● Exercise instructions:
Using the listing below, copy every line that mentions "value".
# Start of Working data
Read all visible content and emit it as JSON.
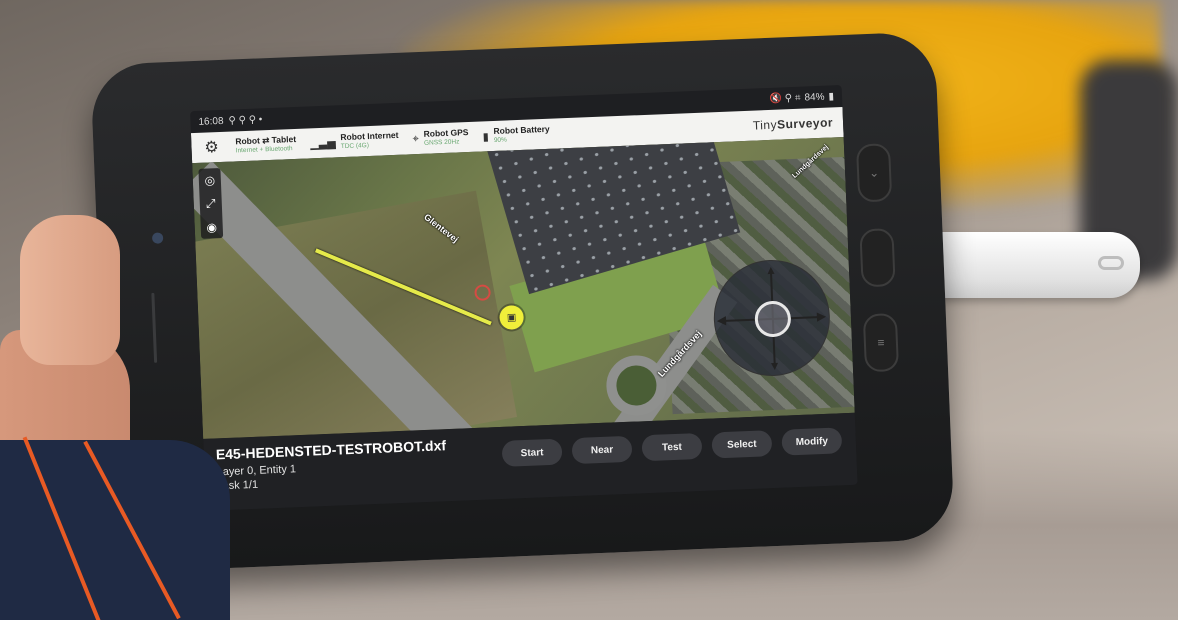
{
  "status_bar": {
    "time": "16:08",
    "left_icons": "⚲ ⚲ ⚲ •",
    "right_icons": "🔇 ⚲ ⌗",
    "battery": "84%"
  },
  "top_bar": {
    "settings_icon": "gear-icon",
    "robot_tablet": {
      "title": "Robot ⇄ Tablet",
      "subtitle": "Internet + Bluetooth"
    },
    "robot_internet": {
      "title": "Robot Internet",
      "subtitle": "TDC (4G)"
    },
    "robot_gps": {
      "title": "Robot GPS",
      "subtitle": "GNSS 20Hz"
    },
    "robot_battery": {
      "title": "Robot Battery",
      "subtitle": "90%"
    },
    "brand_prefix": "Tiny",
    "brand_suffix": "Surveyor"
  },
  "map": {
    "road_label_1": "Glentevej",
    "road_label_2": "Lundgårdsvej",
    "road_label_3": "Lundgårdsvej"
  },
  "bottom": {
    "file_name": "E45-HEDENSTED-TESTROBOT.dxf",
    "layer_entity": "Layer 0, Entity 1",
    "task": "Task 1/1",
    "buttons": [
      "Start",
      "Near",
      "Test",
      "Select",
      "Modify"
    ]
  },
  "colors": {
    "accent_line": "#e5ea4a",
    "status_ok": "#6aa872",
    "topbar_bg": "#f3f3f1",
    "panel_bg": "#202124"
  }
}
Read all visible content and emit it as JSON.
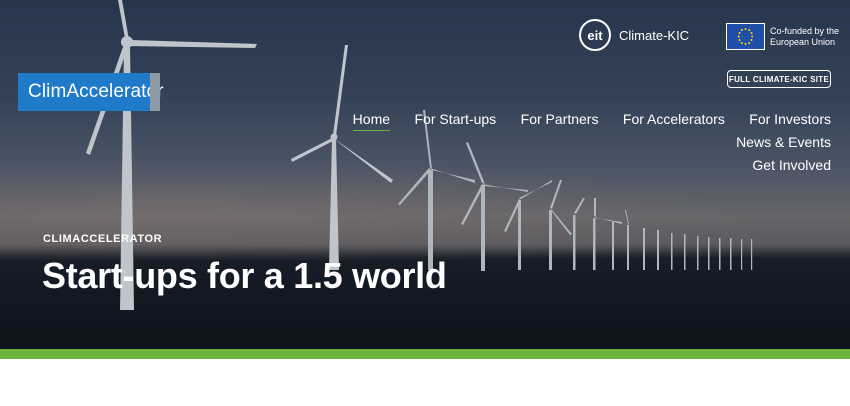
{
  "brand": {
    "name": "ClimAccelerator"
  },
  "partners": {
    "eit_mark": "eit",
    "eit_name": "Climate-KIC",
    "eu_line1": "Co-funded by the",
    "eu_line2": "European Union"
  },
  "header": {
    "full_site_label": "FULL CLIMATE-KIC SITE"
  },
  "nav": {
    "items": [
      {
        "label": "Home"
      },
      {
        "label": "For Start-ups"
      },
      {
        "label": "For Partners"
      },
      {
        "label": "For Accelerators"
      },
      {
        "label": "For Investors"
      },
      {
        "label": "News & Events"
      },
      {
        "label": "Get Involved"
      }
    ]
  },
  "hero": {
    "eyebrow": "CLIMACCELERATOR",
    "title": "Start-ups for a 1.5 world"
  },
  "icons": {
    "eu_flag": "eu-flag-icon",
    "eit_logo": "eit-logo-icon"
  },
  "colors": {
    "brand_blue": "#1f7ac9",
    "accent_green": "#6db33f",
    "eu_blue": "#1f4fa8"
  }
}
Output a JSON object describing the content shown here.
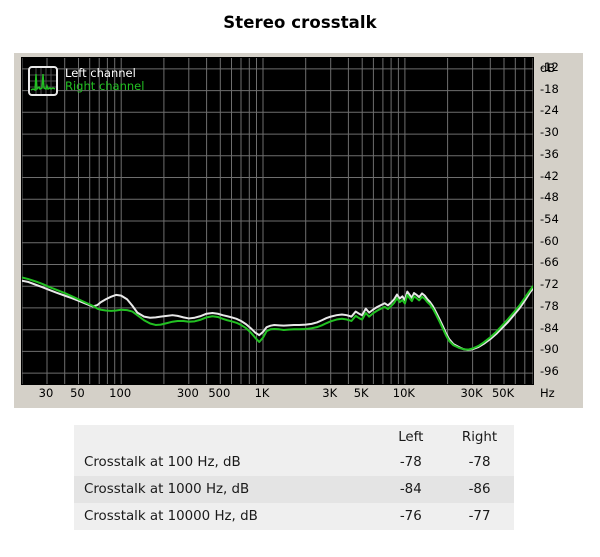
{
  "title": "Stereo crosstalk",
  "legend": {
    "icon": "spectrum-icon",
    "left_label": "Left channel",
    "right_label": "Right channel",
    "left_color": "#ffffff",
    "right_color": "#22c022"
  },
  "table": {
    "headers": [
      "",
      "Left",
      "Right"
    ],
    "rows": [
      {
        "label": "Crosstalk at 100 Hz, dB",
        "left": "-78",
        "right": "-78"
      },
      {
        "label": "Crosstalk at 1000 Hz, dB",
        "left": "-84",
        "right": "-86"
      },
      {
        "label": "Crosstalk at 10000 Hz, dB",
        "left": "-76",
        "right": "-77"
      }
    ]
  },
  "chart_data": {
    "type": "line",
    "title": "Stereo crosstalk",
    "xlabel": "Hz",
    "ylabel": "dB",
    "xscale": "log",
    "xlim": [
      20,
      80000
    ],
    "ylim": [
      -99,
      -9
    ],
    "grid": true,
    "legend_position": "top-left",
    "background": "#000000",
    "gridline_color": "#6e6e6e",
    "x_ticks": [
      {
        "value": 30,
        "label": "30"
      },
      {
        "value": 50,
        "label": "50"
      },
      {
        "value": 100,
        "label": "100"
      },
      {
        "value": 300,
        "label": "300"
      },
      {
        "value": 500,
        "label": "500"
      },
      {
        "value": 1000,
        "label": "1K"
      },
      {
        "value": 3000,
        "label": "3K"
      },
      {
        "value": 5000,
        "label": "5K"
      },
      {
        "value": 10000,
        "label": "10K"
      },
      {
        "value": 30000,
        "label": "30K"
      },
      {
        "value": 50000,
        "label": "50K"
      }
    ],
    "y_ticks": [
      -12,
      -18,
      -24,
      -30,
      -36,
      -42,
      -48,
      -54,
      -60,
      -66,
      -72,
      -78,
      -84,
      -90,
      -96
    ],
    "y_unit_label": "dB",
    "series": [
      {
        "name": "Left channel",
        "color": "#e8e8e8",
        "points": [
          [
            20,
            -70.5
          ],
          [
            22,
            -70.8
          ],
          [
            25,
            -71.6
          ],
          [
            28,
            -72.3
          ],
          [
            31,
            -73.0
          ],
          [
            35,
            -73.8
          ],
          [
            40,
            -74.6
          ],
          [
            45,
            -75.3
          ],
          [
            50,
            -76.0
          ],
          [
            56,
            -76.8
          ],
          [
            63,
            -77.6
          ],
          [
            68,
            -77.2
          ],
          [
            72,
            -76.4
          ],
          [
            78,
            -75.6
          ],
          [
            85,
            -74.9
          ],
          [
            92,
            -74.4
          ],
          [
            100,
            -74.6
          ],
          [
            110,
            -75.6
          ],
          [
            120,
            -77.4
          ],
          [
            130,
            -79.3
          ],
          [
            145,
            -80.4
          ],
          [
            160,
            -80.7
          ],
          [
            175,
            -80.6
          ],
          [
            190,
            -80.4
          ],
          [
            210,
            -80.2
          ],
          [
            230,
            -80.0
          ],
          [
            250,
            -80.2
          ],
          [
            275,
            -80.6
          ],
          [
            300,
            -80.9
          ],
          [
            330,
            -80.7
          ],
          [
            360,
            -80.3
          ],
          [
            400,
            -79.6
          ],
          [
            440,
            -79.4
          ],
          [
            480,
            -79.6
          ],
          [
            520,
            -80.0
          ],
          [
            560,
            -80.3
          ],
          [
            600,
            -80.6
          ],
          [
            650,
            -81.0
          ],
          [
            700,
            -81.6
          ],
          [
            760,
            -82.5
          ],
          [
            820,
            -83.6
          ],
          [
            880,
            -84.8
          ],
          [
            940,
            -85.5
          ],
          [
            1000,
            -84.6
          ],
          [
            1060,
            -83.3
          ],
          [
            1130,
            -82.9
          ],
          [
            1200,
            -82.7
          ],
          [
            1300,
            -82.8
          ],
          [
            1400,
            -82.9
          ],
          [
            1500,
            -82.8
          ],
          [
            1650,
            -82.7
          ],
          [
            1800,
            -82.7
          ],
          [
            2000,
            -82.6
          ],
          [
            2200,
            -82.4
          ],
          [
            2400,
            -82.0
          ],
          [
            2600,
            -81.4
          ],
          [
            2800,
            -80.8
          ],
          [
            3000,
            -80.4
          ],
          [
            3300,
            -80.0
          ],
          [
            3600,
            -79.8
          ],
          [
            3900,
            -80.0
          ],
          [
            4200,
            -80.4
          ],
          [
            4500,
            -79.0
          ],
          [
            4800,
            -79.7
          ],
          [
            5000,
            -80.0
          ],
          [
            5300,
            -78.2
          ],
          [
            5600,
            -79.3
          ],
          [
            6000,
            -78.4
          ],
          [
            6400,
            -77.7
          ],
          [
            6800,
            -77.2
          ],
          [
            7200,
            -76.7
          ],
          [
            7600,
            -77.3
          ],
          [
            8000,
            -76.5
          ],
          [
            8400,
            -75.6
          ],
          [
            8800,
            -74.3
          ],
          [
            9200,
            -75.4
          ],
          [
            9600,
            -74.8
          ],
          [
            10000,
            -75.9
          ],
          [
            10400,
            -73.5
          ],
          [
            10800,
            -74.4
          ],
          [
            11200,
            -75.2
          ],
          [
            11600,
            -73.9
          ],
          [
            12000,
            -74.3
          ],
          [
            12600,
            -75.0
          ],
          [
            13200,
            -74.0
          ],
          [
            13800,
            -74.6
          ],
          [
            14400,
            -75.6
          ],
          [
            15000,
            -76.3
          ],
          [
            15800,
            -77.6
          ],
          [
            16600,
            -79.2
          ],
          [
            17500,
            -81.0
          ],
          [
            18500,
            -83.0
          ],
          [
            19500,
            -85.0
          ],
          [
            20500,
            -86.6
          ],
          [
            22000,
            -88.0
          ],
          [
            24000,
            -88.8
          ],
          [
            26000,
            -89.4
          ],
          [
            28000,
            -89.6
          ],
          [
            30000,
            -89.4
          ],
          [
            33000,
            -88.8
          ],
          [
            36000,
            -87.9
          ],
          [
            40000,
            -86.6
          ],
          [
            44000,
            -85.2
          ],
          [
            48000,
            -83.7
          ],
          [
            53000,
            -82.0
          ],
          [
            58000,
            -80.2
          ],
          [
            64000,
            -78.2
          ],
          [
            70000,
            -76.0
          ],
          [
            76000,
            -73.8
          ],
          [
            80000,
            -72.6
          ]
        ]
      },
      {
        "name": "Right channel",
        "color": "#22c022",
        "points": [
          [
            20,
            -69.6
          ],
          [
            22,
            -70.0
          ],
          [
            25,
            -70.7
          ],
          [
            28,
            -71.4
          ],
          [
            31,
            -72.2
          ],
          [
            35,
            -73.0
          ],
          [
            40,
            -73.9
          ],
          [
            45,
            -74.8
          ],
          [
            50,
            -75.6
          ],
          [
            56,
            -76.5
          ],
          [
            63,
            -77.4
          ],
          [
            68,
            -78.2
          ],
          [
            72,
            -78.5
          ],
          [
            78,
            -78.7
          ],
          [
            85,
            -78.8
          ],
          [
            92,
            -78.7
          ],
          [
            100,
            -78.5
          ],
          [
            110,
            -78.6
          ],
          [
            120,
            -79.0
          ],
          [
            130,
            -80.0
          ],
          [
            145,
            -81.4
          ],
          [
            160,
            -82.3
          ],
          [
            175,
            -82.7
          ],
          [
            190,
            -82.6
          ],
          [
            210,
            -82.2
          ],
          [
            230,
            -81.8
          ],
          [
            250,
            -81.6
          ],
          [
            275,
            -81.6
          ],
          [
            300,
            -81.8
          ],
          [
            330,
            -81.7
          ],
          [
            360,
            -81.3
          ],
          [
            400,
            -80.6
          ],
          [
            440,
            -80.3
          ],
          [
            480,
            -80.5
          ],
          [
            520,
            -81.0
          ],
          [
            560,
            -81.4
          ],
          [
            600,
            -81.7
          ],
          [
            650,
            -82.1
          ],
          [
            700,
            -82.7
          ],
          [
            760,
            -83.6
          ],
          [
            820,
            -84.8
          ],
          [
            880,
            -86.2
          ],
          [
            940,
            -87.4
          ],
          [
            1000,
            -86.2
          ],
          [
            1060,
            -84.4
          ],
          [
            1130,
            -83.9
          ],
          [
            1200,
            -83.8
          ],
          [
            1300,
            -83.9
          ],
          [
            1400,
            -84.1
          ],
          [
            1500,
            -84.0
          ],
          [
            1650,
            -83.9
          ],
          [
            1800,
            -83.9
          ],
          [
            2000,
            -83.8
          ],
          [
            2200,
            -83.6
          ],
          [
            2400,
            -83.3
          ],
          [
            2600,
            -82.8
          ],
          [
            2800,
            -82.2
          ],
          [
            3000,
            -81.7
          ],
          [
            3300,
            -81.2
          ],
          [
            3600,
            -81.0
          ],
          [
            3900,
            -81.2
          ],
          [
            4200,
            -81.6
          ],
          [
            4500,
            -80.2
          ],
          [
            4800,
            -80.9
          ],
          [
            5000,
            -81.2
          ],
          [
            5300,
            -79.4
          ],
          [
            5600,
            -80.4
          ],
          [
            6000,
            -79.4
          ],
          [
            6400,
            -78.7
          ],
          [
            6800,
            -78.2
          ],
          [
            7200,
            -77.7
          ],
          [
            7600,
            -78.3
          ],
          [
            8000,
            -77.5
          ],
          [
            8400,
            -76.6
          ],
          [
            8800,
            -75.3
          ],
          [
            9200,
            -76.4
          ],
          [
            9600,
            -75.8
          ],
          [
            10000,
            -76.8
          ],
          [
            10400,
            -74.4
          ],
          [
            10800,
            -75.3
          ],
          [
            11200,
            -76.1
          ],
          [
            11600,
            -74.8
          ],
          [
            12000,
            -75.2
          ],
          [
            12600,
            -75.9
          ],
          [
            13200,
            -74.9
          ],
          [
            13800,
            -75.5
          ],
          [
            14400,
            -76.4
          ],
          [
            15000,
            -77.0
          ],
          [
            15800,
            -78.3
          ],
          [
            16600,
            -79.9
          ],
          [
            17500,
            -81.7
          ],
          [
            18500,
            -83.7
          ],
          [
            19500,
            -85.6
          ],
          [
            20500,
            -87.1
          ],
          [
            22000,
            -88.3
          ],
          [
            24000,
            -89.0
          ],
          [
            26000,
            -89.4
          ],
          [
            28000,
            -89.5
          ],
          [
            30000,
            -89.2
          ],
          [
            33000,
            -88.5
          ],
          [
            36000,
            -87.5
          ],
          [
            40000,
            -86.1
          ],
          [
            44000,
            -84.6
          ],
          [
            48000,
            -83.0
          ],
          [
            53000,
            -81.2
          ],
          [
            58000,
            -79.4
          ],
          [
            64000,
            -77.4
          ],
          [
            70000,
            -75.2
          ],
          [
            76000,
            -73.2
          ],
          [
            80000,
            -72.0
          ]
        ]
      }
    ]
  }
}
# End of Working data
● Solution for this task:
        "value": 30,
        "value": 50,
        "value": 100,
        "value": 300,
        "value": 500,
        "value": 1000,
        "value": 3000,
        "value": 5000,
        "value": 10000,
        "value": 30000,
        "value": 50000,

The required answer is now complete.